Start Provided records

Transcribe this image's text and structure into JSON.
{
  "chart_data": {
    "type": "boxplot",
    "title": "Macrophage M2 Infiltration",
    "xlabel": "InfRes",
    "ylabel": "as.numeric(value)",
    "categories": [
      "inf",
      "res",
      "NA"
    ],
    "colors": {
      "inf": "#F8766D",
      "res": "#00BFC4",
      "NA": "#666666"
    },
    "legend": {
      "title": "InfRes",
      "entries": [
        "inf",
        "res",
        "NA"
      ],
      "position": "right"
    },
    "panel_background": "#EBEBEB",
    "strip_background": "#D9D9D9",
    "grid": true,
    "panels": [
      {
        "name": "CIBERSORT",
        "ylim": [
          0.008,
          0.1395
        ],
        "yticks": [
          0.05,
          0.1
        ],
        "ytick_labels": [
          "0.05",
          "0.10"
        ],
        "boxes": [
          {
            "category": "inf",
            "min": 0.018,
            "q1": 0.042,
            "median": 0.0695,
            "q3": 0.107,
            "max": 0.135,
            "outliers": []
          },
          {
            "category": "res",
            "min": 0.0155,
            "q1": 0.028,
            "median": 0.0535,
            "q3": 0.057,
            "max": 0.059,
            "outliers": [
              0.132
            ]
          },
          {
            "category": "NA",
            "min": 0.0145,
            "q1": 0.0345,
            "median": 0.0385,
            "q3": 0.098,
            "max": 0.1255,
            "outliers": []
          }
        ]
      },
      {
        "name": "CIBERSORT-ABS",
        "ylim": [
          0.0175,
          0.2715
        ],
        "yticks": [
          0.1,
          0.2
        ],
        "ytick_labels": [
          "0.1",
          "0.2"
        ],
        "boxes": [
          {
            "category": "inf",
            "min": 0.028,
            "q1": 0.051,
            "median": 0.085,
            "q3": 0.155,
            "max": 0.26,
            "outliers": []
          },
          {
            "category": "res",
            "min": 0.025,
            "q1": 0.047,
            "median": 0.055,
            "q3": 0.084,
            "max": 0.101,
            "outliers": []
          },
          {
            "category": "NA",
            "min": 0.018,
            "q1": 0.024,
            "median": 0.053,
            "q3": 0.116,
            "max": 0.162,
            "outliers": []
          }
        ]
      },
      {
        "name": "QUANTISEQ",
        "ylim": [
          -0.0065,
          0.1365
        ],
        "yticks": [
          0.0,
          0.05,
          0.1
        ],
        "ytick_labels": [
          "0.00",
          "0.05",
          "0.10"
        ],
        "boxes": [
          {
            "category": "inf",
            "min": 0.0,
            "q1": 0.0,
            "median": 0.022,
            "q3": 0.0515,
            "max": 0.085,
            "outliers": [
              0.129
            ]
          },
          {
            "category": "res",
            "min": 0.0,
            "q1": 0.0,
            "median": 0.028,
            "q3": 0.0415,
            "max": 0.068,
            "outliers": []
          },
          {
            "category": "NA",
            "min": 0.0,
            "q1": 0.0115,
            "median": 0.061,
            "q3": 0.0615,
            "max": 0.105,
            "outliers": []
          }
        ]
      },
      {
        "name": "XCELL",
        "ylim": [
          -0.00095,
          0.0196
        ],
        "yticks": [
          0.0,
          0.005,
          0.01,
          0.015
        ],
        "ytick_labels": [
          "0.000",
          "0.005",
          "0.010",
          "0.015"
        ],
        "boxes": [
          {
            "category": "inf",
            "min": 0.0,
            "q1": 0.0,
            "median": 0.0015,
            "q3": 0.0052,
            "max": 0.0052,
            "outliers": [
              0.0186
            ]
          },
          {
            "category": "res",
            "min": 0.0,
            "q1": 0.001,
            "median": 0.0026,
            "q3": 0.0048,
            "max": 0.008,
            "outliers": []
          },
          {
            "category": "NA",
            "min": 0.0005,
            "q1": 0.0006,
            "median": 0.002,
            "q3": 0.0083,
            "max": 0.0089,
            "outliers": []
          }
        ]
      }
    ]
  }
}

End Provided records

What you are asked to do: Return the material in full, exactly as shown.

Final answer:
Transcribe this image's text and structure into JSON.
{
  "chart_data": {
    "type": "boxplot",
    "title": "Macrophage M2 Infiltration",
    "xlabel": "InfRes",
    "ylabel": "as.numeric(value)",
    "categories": [
      "inf",
      "res",
      "NA"
    ],
    "colors": {
      "inf": "#F8766D",
      "res": "#00BFC4",
      "NA": "#666666"
    },
    "legend": {
      "title": "InfRes",
      "entries": [
        "inf",
        "res",
        "NA"
      ],
      "position": "right"
    },
    "panel_background": "#EBEBEB",
    "strip_background": "#D9D9D9",
    "grid": true,
    "panels": [
      {
        "name": "CIBERSORT",
        "ylim": [
          0.008,
          0.1395
        ],
        "yticks": [
          0.05,
          0.1
        ],
        "ytick_labels": [
          "0.05",
          "0.10"
        ],
        "boxes": [
          {
            "category": "inf",
            "min": 0.018,
            "q1": 0.042,
            "median": 0.0695,
            "q3": 0.107,
            "max": 0.135,
            "outliers": []
          },
          {
            "category": "res",
            "min": 0.0155,
            "q1": 0.028,
            "median": 0.0535,
            "q3": 0.057,
            "max": 0.059,
            "outliers": [
              0.132
            ]
          },
          {
            "category": "NA",
            "min": 0.0145,
            "q1": 0.0345,
            "median": 0.0385,
            "q3": 0.098,
            "max": 0.1255,
            "outliers": []
          }
        ]
      },
      {
        "name": "CIBERSORT-ABS",
        "ylim": [
          0.0175,
          0.2715
        ],
        "yticks": [
          0.1,
          0.2
        ],
        "ytick_labels": [
          "0.1",
          "0.2"
        ],
        "boxes": [
          {
            "category": "inf",
            "min": 0.028,
            "q1": 0.051,
            "median": 0.085,
            "q3": 0.155,
            "max": 0.26,
            "outliers": []
          },
          {
            "category": "res",
            "min": 0.025,
            "q1": 0.047,
            "median": 0.055,
            "q3": 0.084,
            "max": 0.101,
            "outliers": []
          },
          {
            "category": "NA",
            "min": 0.018,
            "q1": 0.024,
            "median": 0.053,
            "q3": 0.116,
            "max": 0.162,
            "outliers": []
          }
        ]
      },
      {
        "name": "QUANTISEQ",
        "ylim": [
          -0.0065,
          0.1365
        ],
        "yticks": [
          0.0,
          0.05,
          0.1
        ],
        "ytick_labels": [
          "0.00",
          "0.05",
          "0.10"
        ],
        "boxes": [
          {
            "category": "inf",
            "min": 0.0,
            "q1": 0.0,
            "median": 0.022,
            "q3": 0.0515,
            "max": 0.085,
            "outliers": [
              0.129
            ]
          },
          {
            "category": "res",
            "min": 0.0,
            "q1": 0.0,
            "median": 0.028,
            "q3": 0.0415,
            "max": 0.068,
            "outliers": []
          },
          {
            "category": "NA",
            "min": 0.0,
            "q1": 0.0115,
            "median": 0.061,
            "q3": 0.0615,
            "max": 0.105,
            "outliers": []
          }
        ]
      },
      {
        "name": "XCELL",
        "ylim": [
          -0.00095,
          0.0196
        ],
        "yticks": [
          0.0,
          0.005,
          0.01,
          0.015
        ],
        "ytick_labels": [
          "0.000",
          "0.005",
          "0.010",
          "0.015"
        ],
        "boxes": [
          {
            "category": "inf",
            "min": 0.0,
            "q1": 0.0,
            "median": 0.0015,
            "q3": 0.0052,
            "max": 0.0052,
            "outliers": [
              0.0186
            ]
          },
          {
            "category": "res",
            "min": 0.0,
            "q1": 0.001,
            "median": 0.0026,
            "q3": 0.0048,
            "max": 0.008,
            "outliers": []
          },
          {
            "category": "NA",
            "min": 0.0005,
            "q1": 0.0006,
            "median": 0.002,
            "q3": 0.0083,
            "max": 0.0089,
            "outliers": []
          }
        ]
      }
    ]
  }
}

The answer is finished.